● **AIM**: Copy out all of the material exactly.

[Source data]

- - - - - - -

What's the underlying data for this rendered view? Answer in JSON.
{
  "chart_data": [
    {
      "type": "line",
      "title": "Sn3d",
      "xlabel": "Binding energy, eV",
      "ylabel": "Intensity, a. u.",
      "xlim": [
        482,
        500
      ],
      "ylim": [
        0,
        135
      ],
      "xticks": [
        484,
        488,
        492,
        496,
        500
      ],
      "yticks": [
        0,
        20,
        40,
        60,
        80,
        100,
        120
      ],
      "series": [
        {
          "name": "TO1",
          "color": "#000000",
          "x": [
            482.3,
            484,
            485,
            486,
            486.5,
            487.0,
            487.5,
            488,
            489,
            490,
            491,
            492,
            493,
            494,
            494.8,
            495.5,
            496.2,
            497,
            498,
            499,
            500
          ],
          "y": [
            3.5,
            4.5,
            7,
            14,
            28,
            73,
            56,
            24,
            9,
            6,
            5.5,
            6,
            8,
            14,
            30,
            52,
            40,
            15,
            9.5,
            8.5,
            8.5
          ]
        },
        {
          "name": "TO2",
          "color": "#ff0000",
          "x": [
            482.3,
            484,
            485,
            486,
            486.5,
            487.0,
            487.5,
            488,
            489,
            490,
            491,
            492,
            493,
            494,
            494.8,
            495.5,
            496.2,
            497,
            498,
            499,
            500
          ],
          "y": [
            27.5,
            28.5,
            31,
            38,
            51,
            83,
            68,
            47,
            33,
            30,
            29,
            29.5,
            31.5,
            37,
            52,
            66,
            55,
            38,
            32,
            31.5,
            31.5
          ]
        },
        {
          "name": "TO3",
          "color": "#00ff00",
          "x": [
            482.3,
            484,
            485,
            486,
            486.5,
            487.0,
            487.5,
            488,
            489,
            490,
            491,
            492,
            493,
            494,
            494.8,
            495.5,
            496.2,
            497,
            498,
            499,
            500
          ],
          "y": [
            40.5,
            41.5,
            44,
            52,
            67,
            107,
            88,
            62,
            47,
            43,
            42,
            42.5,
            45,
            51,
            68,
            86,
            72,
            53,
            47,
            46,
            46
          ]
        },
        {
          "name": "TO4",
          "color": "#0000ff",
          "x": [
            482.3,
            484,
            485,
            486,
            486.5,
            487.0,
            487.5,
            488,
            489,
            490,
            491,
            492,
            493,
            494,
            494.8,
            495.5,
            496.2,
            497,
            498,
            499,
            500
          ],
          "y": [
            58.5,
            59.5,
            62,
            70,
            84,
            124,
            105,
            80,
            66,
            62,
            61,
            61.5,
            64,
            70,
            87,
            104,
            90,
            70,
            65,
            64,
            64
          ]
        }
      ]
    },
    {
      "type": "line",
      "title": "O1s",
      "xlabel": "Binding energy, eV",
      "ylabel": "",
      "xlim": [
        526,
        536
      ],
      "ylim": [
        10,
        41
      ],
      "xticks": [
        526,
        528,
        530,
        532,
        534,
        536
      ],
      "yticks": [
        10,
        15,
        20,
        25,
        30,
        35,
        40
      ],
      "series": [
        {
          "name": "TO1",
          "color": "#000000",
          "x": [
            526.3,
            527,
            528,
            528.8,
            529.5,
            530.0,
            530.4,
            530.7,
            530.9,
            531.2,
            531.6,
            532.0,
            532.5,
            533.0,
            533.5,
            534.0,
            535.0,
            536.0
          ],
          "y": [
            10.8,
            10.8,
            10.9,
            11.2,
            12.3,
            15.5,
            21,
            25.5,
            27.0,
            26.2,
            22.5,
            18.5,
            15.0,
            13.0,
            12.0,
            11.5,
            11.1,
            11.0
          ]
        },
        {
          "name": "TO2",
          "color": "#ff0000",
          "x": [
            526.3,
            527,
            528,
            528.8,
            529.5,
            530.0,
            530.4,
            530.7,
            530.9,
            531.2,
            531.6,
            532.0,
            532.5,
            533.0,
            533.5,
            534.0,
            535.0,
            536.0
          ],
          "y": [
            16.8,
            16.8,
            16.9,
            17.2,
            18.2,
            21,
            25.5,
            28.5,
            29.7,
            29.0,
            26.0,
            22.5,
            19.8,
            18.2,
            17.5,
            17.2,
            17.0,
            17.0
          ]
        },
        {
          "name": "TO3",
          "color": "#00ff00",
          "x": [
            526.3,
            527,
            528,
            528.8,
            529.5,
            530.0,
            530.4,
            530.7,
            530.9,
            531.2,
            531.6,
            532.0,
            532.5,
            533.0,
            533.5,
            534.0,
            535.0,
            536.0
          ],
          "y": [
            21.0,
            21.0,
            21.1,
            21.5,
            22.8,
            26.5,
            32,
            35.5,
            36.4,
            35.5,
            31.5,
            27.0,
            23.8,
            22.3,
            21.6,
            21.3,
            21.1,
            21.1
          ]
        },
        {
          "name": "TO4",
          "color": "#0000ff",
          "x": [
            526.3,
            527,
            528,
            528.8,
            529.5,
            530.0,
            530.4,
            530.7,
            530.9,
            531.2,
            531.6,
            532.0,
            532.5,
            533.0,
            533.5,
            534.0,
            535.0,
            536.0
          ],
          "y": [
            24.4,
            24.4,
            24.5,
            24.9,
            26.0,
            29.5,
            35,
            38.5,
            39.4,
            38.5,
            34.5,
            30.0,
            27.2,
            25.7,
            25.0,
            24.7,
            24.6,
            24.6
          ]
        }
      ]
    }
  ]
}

- - - - - - -

● **ANSWER TO THIS TASK**:
What's the underlying data for this rendered view? Answer in JSON.
{
  "chart_data": [
    {
      "type": "line",
      "title": "Sn3d",
      "xlabel": "Binding energy, eV",
      "ylabel": "Intensity, a. u.",
      "xlim": [
        482,
        500
      ],
      "ylim": [
        0,
        135
      ],
      "xticks": [
        484,
        488,
        492,
        496,
        500
      ],
      "yticks": [
        0,
        20,
        40,
        60,
        80,
        100,
        120
      ],
      "series": [
        {
          "name": "TO1",
          "color": "#000000",
          "x": [
            482.3,
            484,
            485,
            486,
            486.5,
            487.0,
            487.5,
            488,
            489,
            490,
            491,
            492,
            493,
            494,
            494.8,
            495.5,
            496.2,
            497,
            498,
            499,
            500
          ],
          "y": [
            3.5,
            4.5,
            7,
            14,
            28,
            73,
            56,
            24,
            9,
            6,
            5.5,
            6,
            8,
            14,
            30,
            52,
            40,
            15,
            9.5,
            8.5,
            8.5
          ]
        },
        {
          "name": "TO2",
          "color": "#ff0000",
          "x": [
            482.3,
            484,
            485,
            486,
            486.5,
            487.0,
            487.5,
            488,
            489,
            490,
            491,
            492,
            493,
            494,
            494.8,
            495.5,
            496.2,
            497,
            498,
            499,
            500
          ],
          "y": [
            27.5,
            28.5,
            31,
            38,
            51,
            83,
            68,
            47,
            33,
            30,
            29,
            29.5,
            31.5,
            37,
            52,
            66,
            55,
            38,
            32,
            31.5,
            31.5
          ]
        },
        {
          "name": "TO3",
          "color": "#00ff00",
          "x": [
            482.3,
            484,
            485,
            486,
            486.5,
            487.0,
            487.5,
            488,
            489,
            490,
            491,
            492,
            493,
            494,
            494.8,
            495.5,
            496.2,
            497,
            498,
            499,
            500
          ],
          "y": [
            40.5,
            41.5,
            44,
            52,
            67,
            107,
            88,
            62,
            47,
            43,
            42,
            42.5,
            45,
            51,
            68,
            86,
            72,
            53,
            47,
            46,
            46
          ]
        },
        {
          "name": "TO4",
          "color": "#0000ff",
          "x": [
            482.3,
            484,
            485,
            486,
            486.5,
            487.0,
            487.5,
            488,
            489,
            490,
            491,
            492,
            493,
            494,
            494.8,
            495.5,
            496.2,
            497,
            498,
            499,
            500
          ],
          "y": [
            58.5,
            59.5,
            62,
            70,
            84,
            124,
            105,
            80,
            66,
            62,
            61,
            61.5,
            64,
            70,
            87,
            104,
            90,
            70,
            65,
            64,
            64
          ]
        }
      ]
    },
    {
      "type": "line",
      "title": "O1s",
      "xlabel": "Binding energy, eV",
      "ylabel": "",
      "xlim": [
        526,
        536
      ],
      "ylim": [
        10,
        41
      ],
      "xticks": [
        526,
        528,
        530,
        532,
        534,
        536
      ],
      "yticks": [
        10,
        15,
        20,
        25,
        30,
        35,
        40
      ],
      "series": [
        {
          "name": "TO1",
          "color": "#000000",
          "x": [
            526.3,
            527,
            528,
            528.8,
            529.5,
            530.0,
            530.4,
            530.7,
            530.9,
            531.2,
            531.6,
            532.0,
            532.5,
            533.0,
            533.5,
            534.0,
            535.0,
            536.0
          ],
          "y": [
            10.8,
            10.8,
            10.9,
            11.2,
            12.3,
            15.5,
            21,
            25.5,
            27.0,
            26.2,
            22.5,
            18.5,
            15.0,
            13.0,
            12.0,
            11.5,
            11.1,
            11.0
          ]
        },
        {
          "name": "TO2",
          "color": "#ff0000",
          "x": [
            526.3,
            527,
            528,
            528.8,
            529.5,
            530.0,
            530.4,
            530.7,
            530.9,
            531.2,
            531.6,
            532.0,
            532.5,
            533.0,
            533.5,
            534.0,
            535.0,
            536.0
          ],
          "y": [
            16.8,
            16.8,
            16.9,
            17.2,
            18.2,
            21,
            25.5,
            28.5,
            29.7,
            29.0,
            26.0,
            22.5,
            19.8,
            18.2,
            17.5,
            17.2,
            17.0,
            17.0
          ]
        },
        {
          "name": "TO3",
          "color": "#00ff00",
          "x": [
            526.3,
            527,
            528,
            528.8,
            529.5,
            530.0,
            530.4,
            530.7,
            530.9,
            531.2,
            531.6,
            532.0,
            532.5,
            533.0,
            533.5,
            534.0,
            535.0,
            536.0
          ],
          "y": [
            21.0,
            21.0,
            21.1,
            21.5,
            22.8,
            26.5,
            32,
            35.5,
            36.4,
            35.5,
            31.5,
            27.0,
            23.8,
            22.3,
            21.6,
            21.3,
            21.1,
            21.1
          ]
        },
        {
          "name": "TO4",
          "color": "#0000ff",
          "x": [
            526.3,
            527,
            528,
            528.8,
            529.5,
            530.0,
            530.4,
            530.7,
            530.9,
            531.2,
            531.6,
            532.0,
            532.5,
            533.0,
            533.5,
            534.0,
            535.0,
            536.0
          ],
          "y": [
            24.4,
            24.4,
            24.5,
            24.9,
            26.0,
            29.5,
            35,
            38.5,
            39.4,
            38.5,
            34.5,
            30.0,
            27.2,
            25.7,
            25.0,
            24.7,
            24.6,
            24.6
          ]
        }
      ]
    }
  ]
}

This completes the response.